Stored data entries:
........
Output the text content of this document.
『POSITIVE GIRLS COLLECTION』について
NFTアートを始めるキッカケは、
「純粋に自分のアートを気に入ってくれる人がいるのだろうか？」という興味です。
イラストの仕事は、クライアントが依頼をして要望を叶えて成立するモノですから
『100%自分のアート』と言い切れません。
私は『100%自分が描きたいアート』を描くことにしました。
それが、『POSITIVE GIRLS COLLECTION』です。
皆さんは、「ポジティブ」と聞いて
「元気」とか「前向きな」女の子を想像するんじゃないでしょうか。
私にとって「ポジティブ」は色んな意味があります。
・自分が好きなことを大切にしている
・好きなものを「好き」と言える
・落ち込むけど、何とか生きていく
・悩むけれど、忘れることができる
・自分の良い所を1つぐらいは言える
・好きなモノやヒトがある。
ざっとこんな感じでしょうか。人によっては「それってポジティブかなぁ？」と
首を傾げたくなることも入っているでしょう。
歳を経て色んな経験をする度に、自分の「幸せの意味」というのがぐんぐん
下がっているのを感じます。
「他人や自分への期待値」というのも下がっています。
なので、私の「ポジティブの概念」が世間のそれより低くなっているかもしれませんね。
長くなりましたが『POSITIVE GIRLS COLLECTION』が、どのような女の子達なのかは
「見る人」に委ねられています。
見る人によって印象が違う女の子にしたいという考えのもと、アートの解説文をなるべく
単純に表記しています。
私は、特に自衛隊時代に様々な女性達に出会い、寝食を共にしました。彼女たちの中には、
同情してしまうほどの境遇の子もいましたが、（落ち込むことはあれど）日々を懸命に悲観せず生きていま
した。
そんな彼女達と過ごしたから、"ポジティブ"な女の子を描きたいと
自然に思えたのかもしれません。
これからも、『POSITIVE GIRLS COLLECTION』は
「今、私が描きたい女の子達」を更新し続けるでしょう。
........
* EXERCISE GOAL
Search the entries for the string "POSITIVE" and collect each line that has it.

* WRITTEN SOLUTION
『POSITIVE GIRLS COLLECTION』について
それが、『POSITIVE GIRLS COLLECTION』です。
長くなりましたが『POSITIVE GIRLS COLLECTION』が、どのような女の子達なのかは
これからも、『POSITIVE GIRLS COLLECTION』は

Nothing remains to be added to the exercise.